_AIM_:
Which lines below hold the word "this"? Report each one.

_TASK DATA_:
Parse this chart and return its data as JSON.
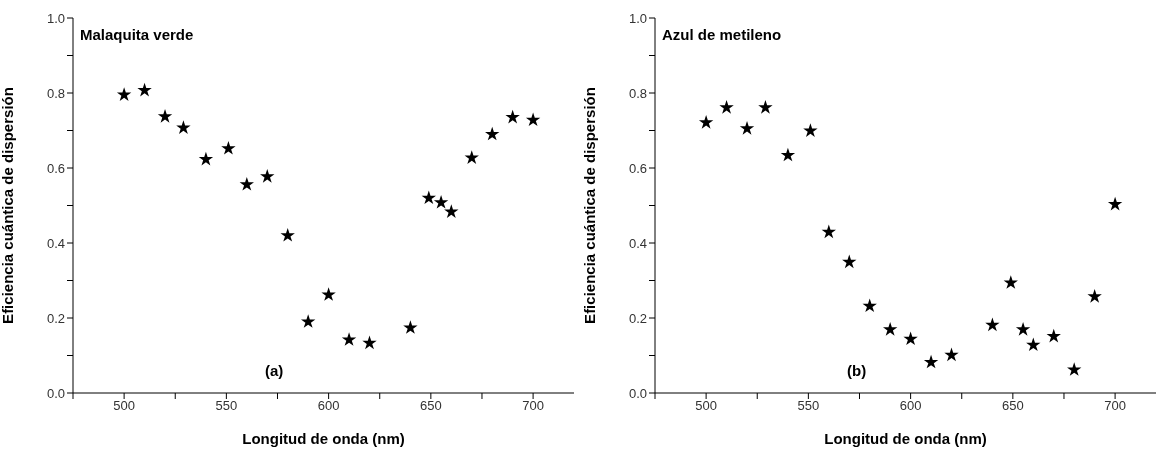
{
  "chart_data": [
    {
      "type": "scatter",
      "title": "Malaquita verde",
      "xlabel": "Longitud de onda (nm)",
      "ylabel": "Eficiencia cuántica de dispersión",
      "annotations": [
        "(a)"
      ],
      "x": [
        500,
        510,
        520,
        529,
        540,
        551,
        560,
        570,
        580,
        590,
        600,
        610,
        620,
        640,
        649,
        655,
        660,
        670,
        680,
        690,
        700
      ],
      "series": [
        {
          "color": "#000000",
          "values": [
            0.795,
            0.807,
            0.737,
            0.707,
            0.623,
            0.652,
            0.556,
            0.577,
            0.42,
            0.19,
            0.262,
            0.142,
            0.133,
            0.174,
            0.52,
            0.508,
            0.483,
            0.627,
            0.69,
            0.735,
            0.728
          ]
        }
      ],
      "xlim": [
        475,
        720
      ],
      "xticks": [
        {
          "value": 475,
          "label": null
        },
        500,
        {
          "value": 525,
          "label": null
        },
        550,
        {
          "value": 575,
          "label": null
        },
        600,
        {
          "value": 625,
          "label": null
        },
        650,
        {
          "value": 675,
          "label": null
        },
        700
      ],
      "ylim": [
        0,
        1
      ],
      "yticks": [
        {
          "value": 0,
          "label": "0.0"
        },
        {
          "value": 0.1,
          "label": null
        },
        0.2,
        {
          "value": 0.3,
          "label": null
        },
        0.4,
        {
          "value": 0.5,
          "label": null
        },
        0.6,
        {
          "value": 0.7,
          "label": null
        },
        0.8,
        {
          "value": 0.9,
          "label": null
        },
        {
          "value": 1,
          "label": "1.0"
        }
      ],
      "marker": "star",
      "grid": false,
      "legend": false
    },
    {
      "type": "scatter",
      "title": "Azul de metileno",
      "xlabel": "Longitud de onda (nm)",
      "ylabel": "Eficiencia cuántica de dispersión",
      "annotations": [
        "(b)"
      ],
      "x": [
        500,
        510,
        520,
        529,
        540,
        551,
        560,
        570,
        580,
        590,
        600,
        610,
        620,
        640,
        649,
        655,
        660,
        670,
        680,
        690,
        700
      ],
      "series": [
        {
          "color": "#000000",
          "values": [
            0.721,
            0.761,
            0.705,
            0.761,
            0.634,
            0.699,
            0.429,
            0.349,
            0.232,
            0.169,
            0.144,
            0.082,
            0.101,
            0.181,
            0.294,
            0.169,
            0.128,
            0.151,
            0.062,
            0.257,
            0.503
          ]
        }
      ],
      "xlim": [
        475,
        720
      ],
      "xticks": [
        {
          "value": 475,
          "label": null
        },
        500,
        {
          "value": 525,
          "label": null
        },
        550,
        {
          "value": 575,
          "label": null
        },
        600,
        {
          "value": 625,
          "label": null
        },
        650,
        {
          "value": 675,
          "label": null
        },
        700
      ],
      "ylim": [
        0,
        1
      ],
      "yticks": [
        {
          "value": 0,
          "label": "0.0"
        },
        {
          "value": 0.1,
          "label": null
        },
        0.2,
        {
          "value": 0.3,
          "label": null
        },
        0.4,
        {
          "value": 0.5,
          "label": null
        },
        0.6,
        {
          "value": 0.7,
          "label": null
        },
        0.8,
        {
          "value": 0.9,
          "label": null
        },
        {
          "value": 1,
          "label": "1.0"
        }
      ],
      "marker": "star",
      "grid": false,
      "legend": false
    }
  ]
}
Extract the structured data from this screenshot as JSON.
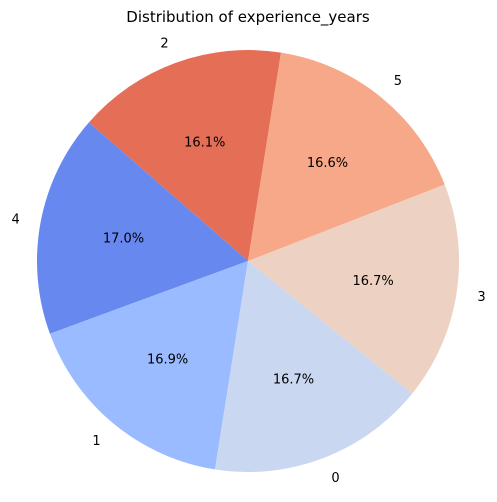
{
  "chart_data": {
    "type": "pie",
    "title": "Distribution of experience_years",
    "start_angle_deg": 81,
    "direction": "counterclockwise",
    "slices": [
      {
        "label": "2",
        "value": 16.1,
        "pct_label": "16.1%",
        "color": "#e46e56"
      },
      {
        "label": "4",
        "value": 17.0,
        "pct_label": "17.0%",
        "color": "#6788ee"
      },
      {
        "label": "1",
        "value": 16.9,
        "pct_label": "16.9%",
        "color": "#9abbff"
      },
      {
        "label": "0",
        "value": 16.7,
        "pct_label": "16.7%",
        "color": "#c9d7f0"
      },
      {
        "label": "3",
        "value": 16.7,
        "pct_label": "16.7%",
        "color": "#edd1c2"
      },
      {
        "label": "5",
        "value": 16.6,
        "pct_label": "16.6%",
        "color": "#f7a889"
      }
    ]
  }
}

_FULL SOLUTION_:
Parse this chart and return its data as JSON.
Extract the structured data from this screenshot as JSON.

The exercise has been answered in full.